Each entry below is to be written out exactly, and the pictures are to be left out.

■ **Records contained in a dataset**
• • •

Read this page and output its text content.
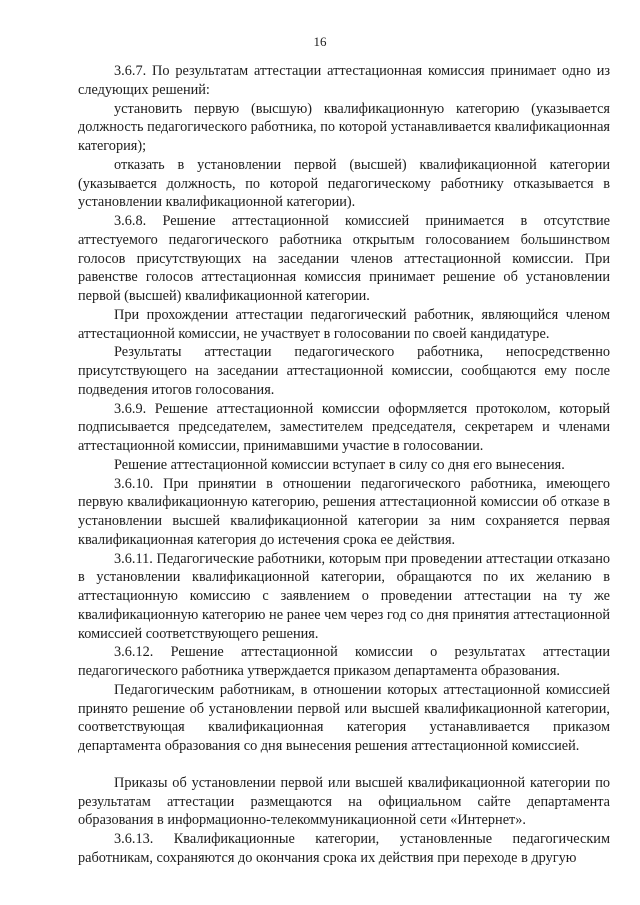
16

3.6.7. По результатам аттестации аттестационная комиссия принимает одно из следующих решений:

установить первую (высшую) квалификационную категорию (указывается должность педагогического работника, по которой устанавливается квалификационная категория);

отказать в установлении первой (высшей) квалификационной категории (указывается должность, по которой педагогическому работнику отказывается в установлении квалификационной категории).

3.6.8. Решение аттестационной комиссией принимается в отсутствие аттестуемого педагогического работника открытым голосованием большинством голосов присутствующих на заседании членов аттестационной комиссии. При равенстве голосов аттестационная комиссия принимает решение об установлении первой (высшей) квалификационной категории.

При прохождении аттестации педагогический работник, являющийся членом аттестационной комиссии, не участвует в голосовании по своей кандидатуре.

Результаты аттестации педагогического работника, непосредственно присутствующего на заседании аттестационной комиссии, сообщаются ему после подведения итогов голосования.

3.6.9. Решение аттестационной комиссии оформляется протоколом, который подписывается председателем, заместителем председателя, секретарем и членами аттестационной комиссии, принимавшими участие в голосовании.

Решение аттестационной комиссии вступает в силу со дня его вынесения.

3.6.10. При принятии в отношении педагогического работника, имеющего первую квалификационную категорию, решения аттестационной комиссии об отказе в установлении высшей квалификационной категории за ним сохраняется первая квалификационная категория до истечения срока ее действия.

3.6.11. Педагогические работники, которым при проведении аттестации отказано в установлении квалификационной категории, обращаются по их желанию в аттестационную комиссию с заявлением о проведении аттестации на ту же квалификационную категорию не ранее чем через год со дня принятия аттестационной комиссией соответствующего решения.

3.6.12. Решение аттестационной комиссии о результатах аттестации педагогического работника утверждается приказом департамента образования.

Педагогическим работникам, в отношении которых аттестационной комиссией принято решение об установлении первой или высшей квалификационной категории, соответствующая квалификационная категория устанавливается приказом департамента образования со дня вынесения решения аттестационной комиссией.

Приказы об установлении первой или высшей квалификационной категории по результатам аттестации размещаются на официальном сайте департамента образования в информационно-телекоммуникационной сети «Интернет».

3.6.13. Квалификационные категории, установленные педагогическим работникам, сохраняются до окончания срока их действия при переходе в другую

• • •

■ **Full output**
Read this page and output its text content.
16

3.6.7. По результатам аттестации аттестационная комиссия принимает одно из следующих решений:

установить первую (высшую) квалификационную категорию (указывается должность педагогического работника, по которой устанавливается квалификационная категория);

отказать в установлении первой (высшей) квалификационной категории (указывается должность, по которой педагогическому работнику отказывается в установлении квалификационной категории).

3.6.8. Решение аттестационной комиссией принимается в отсутствие аттестуемого педагогического работника открытым голосованием большинством голосов присутствующих на заседании членов аттестационной комиссии. При равенстве голосов аттестационная комиссия принимает решение об установлении первой (высшей) квалификационной категории.

При прохождении аттестации педагогический работник, являющийся членом аттестационной комиссии, не участвует в голосовании по своей кандидатуре.

Результаты аттестации педагогического работника, непосредственно присутствующего на заседании аттестационной комиссии, сообщаются ему после подведения итогов голосования.

3.6.9. Решение аттестационной комиссии оформляется протоколом, который подписывается председателем, заместителем председателя, секретарем и членами аттестационной комиссии, принимавшими участие в голосовании.

Решение аттестационной комиссии вступает в силу со дня его вынесения.

3.6.10. При принятии в отношении педагогического работника, имеющего первую квалификационную категорию, решения аттестационной комиссии об отказе в установлении высшей квалификационной категории за ним сохраняется первая квалификационная категория до истечения срока ее действия.

3.6.11. Педагогические работники, которым при проведении аттестации отказано в установлении квалификационной категории, обращаются по их желанию в аттестационную комиссию с заявлением о проведении аттестации на ту же квалификационную категорию не ранее чем через год со дня принятия аттестационной комиссией соответствующего решения.

3.6.12. Решение аттестационной комиссии о результатах аттестации педагогического работника утверждается приказом департамента образования.

Педагогическим работникам, в отношении которых аттестационной комиссией принято решение об установлении первой или высшей квалификационной категории, соответствующая квалификационная категория устанавливается приказом департамента образования со дня вынесения решения аттестационной комиссией.

Приказы об установлении первой или высшей квалификационной категории по результатам аттестации размещаются на официальном сайте департамента образования в информационно-телекоммуникационной сети «Интернет».

3.6.13. Квалификационные категории, установленные педагогическим работникам, сохраняются до окончания срока их действия при переходе в другую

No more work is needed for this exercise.